Assignment:
Check each line of the material below, and copy it if it holds the string "screenshot".

Input records:
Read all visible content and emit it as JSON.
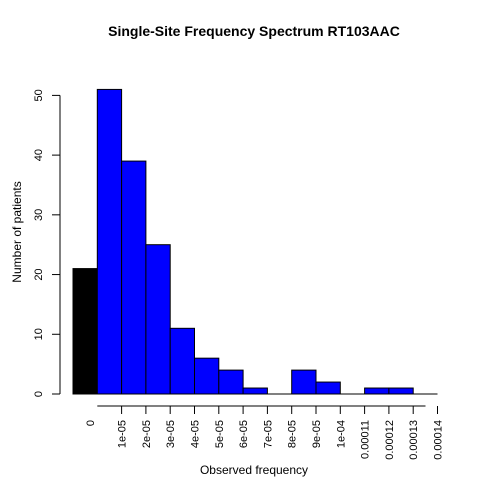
{
  "chart_data": {
    "type": "bar",
    "title": "Single-Site Frequency Spectrum RT103AAC",
    "xlabel": "Observed frequency",
    "ylabel": "Number of patients",
    "ylim": [
      0,
      54
    ],
    "yticks": [
      0,
      10,
      20,
      30,
      40,
      50
    ],
    "categories": [
      "0",
      "1e-05",
      "2e-05",
      "3e-05",
      "4e-05",
      "5e-05",
      "6e-05",
      "7e-05",
      "8e-05",
      "9e-05",
      "1e-04",
      "0.00011",
      "0.00012",
      "0.00013",
      "0.00014"
    ],
    "values": [
      21,
      51,
      39,
      25,
      11,
      6,
      4,
      1,
      0,
      4,
      2,
      0,
      1,
      1,
      0
    ],
    "colors": [
      "#000000",
      "#0000ff",
      "#0000ff",
      "#0000ff",
      "#0000ff",
      "#0000ff",
      "#0000ff",
      "#0000ff",
      "#0000ff",
      "#0000ff",
      "#0000ff",
      "#0000ff",
      "#0000ff",
      "#0000ff",
      "#0000ff"
    ],
    "grid": false,
    "legend": "none"
  }
}
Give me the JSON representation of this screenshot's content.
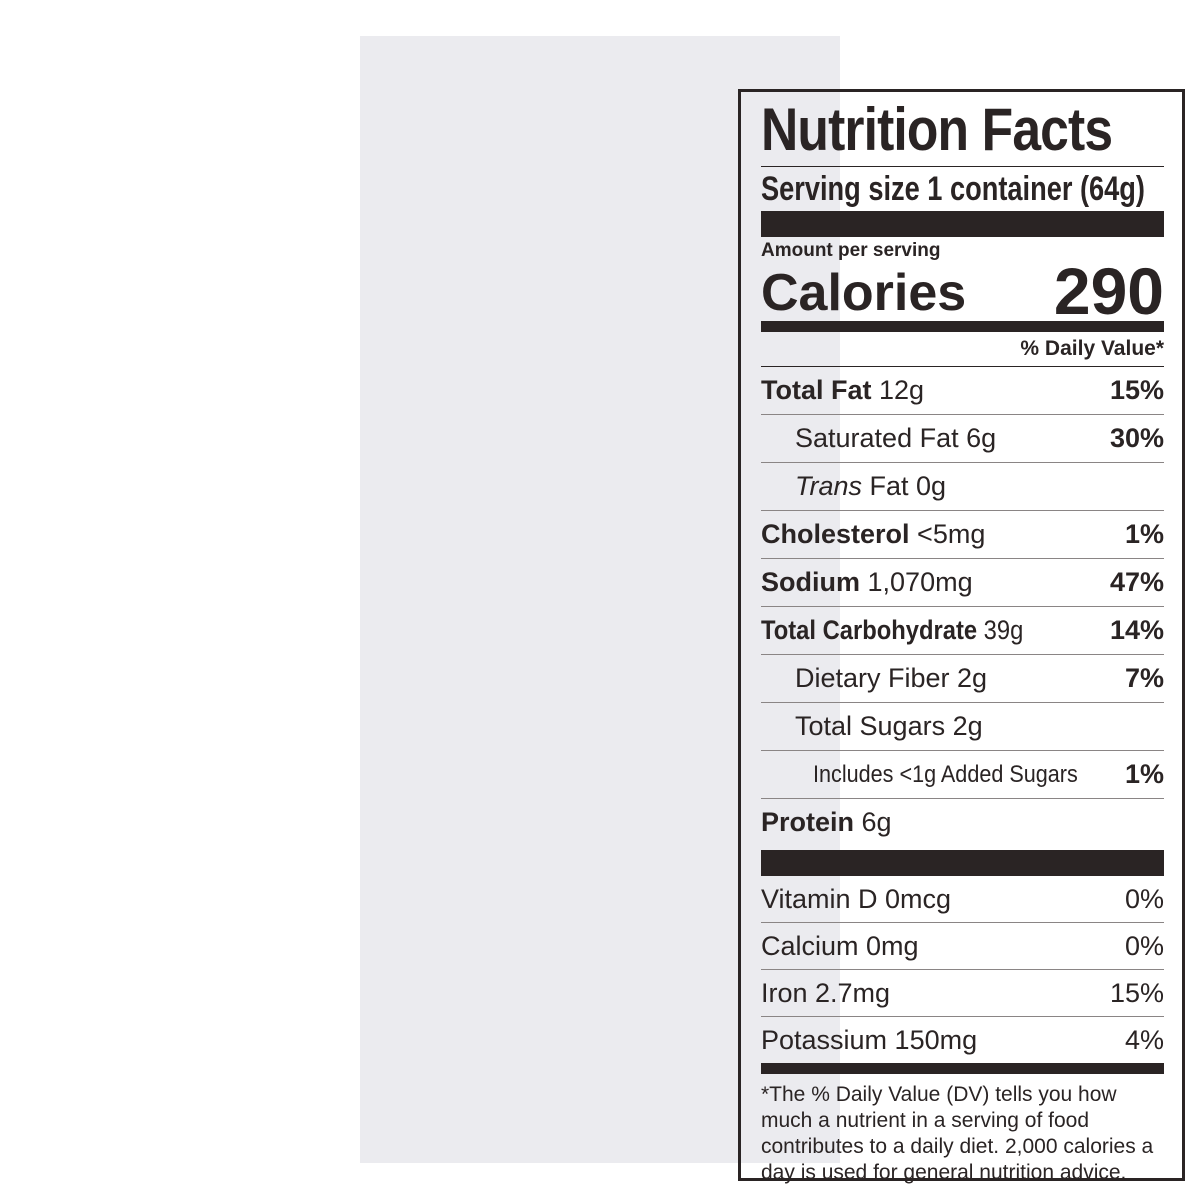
{
  "label": {
    "title": "Nutrition Facts",
    "serving_size": "Serving size  1 container (64g)",
    "amount_per_serving": "Amount per serving",
    "calories_label": "Calories",
    "calories_value": "290",
    "daily_value_header": "% Daily Value*",
    "nutrients": [
      {
        "name": "Total Fat",
        "amount": "12g",
        "dv": "15%"
      },
      {
        "name": "Saturated Fat 6g",
        "amount": "",
        "dv": "30%"
      },
      {
        "name": "Trans",
        "amount": "Fat 0g",
        "dv": ""
      },
      {
        "name": "Cholesterol",
        "amount": "<5mg",
        "dv": "1%"
      },
      {
        "name": "Sodium",
        "amount": "1,070mg",
        "dv": "47%"
      },
      {
        "name": "Total Carbohydrate",
        "amount": "39g",
        "dv": "14%"
      },
      {
        "name": "Dietary Fiber 2g",
        "amount": "",
        "dv": "7%"
      },
      {
        "name": "Total Sugars 2g",
        "amount": "",
        "dv": ""
      },
      {
        "name": "Includes <1g Added Sugars",
        "amount": "",
        "dv": "1%"
      },
      {
        "name": "Protein",
        "amount": "6g",
        "dv": ""
      }
    ],
    "vitamins": [
      {
        "name": "Vitamin D 0mcg",
        "dv": "0%"
      },
      {
        "name": "Calcium 0mg",
        "dv": "0%"
      },
      {
        "name": "Iron 2.7mg",
        "dv": "15%"
      },
      {
        "name": "Potassium 150mg",
        "dv": "4%"
      }
    ],
    "footnote": "*The % Daily Value (DV) tells you how much a nutrient in a serving of food contributes to a daily diet. 2,000 calories a day is used for general nutrition advice."
  }
}
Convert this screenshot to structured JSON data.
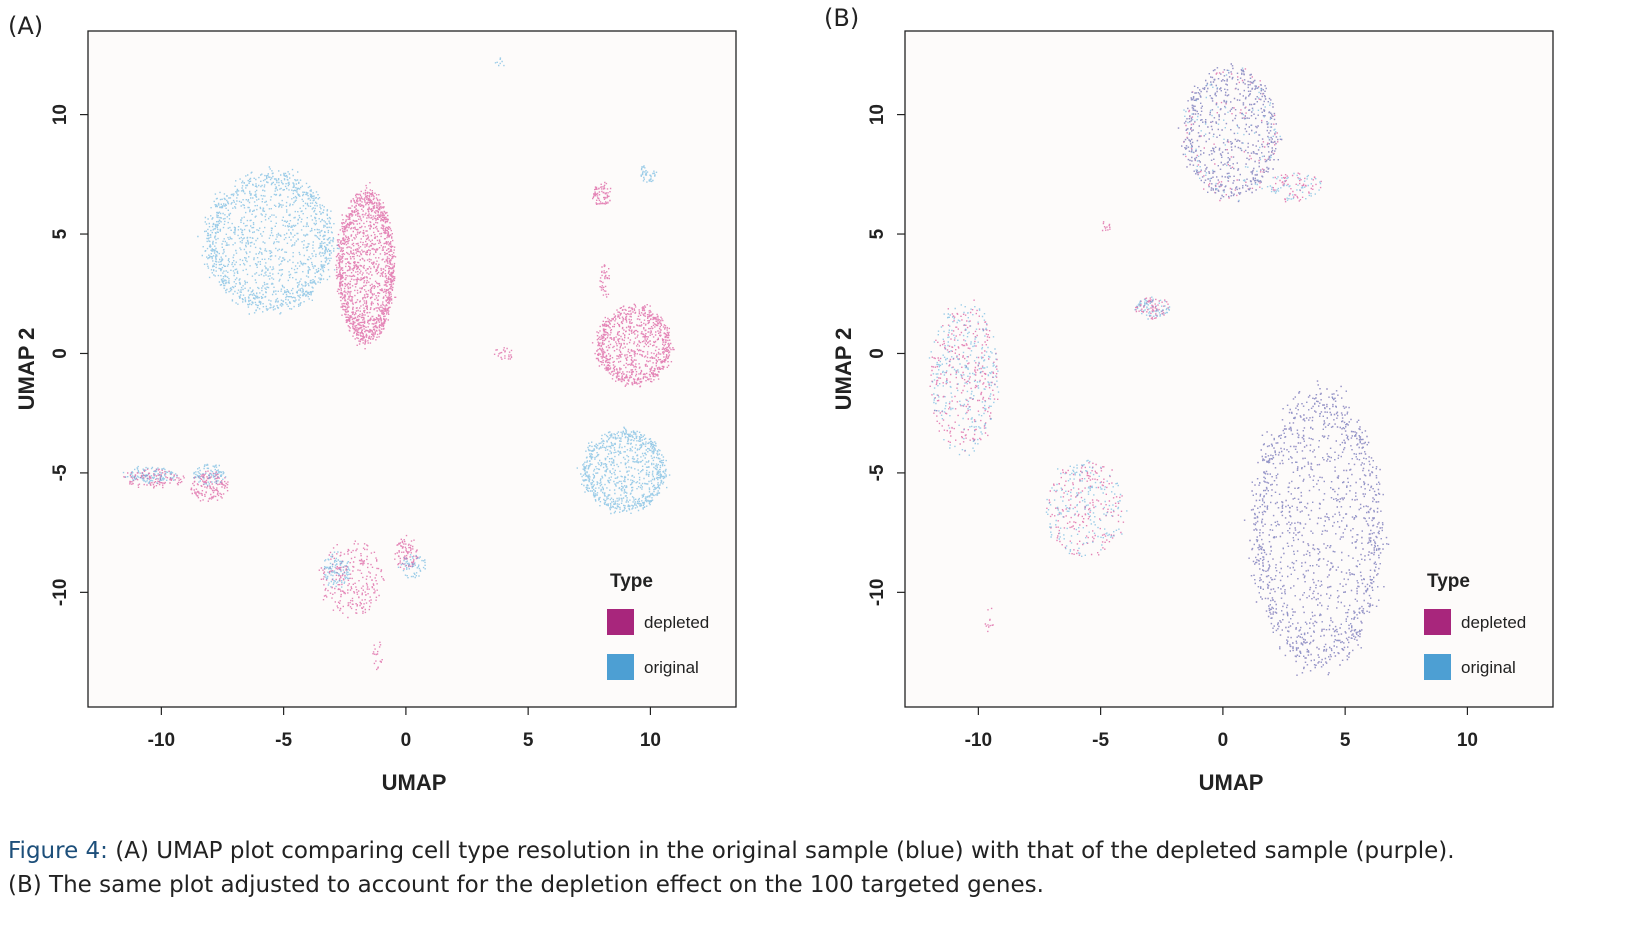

Your solution:
Give me the JSON representation of this screenshot's content.
Convert this screenshot to structured JSON data.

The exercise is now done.